GOAL OF THE EXERCISE:
Sift the material for lines containing "个出入口", and return them.

SUPPLIED RECORDS:
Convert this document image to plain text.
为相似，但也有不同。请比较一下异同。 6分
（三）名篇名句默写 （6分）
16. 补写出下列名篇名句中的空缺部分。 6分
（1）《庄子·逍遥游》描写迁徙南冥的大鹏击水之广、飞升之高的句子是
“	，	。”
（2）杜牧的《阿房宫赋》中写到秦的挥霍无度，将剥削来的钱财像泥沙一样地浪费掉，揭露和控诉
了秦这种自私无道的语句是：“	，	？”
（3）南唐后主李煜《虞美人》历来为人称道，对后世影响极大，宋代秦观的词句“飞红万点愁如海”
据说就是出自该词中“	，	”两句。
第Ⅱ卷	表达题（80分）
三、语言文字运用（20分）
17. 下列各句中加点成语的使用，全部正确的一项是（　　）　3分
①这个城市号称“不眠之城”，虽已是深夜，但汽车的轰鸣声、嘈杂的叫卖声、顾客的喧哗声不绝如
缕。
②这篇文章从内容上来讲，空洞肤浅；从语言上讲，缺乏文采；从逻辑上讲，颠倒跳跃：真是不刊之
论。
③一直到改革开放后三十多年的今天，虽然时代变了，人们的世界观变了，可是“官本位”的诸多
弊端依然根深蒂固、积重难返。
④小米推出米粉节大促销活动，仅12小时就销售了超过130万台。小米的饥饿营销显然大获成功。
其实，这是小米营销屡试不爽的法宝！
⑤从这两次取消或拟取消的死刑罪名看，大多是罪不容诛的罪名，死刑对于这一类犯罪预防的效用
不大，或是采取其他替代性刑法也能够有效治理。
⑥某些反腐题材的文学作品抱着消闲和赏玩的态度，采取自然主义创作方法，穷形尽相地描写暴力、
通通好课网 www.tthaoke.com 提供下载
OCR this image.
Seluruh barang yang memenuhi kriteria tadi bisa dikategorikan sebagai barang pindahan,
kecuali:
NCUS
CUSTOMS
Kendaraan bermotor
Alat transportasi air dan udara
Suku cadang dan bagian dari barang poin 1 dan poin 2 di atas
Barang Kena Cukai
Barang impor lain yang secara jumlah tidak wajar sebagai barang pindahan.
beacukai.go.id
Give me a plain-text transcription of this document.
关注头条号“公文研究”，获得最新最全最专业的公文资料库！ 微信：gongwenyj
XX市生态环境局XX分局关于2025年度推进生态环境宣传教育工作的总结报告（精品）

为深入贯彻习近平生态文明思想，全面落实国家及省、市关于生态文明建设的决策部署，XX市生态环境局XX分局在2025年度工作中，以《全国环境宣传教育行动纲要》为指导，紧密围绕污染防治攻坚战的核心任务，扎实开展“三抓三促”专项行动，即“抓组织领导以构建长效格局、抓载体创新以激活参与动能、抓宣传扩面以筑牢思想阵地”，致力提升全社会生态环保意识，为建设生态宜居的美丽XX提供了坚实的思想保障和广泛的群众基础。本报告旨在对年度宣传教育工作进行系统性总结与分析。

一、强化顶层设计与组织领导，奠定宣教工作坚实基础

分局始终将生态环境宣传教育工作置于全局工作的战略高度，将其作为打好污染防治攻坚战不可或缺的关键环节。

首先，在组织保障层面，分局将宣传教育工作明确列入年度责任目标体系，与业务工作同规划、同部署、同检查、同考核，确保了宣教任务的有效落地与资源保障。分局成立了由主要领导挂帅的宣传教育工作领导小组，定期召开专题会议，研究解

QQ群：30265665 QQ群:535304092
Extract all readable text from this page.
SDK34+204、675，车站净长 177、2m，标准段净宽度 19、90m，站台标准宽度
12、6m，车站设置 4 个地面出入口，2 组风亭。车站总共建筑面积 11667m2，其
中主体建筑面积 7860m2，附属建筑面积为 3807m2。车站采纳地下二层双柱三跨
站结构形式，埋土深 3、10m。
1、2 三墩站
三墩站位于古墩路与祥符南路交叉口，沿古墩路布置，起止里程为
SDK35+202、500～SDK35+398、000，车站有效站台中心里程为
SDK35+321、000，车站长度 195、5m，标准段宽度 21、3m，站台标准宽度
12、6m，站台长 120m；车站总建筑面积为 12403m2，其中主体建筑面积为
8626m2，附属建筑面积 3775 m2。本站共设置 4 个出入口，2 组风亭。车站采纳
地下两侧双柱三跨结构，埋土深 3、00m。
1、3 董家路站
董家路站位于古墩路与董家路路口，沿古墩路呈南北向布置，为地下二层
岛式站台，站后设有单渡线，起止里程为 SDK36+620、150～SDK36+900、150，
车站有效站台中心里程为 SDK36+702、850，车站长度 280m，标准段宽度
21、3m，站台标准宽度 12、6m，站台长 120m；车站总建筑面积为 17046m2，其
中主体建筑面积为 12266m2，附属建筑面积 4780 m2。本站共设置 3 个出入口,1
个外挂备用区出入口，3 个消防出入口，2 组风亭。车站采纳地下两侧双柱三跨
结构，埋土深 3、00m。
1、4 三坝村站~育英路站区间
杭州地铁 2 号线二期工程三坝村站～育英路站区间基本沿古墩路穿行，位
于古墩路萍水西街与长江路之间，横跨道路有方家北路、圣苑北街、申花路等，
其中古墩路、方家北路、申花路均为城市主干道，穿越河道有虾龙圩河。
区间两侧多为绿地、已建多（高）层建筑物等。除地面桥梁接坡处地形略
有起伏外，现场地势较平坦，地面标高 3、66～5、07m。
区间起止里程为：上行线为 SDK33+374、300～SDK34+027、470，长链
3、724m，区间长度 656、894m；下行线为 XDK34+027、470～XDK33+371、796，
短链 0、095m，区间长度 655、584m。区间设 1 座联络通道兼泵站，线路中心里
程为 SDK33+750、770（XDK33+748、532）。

EXERCISE RESPONSE:
8626m2，附属建筑面积 3775 m2。本站共设置 4 个出入口，2 组风亭。车站采纳
中主体建筑面积为 12266m2，附属建筑面积 4780 m2。本站共设置 3 个出入口,1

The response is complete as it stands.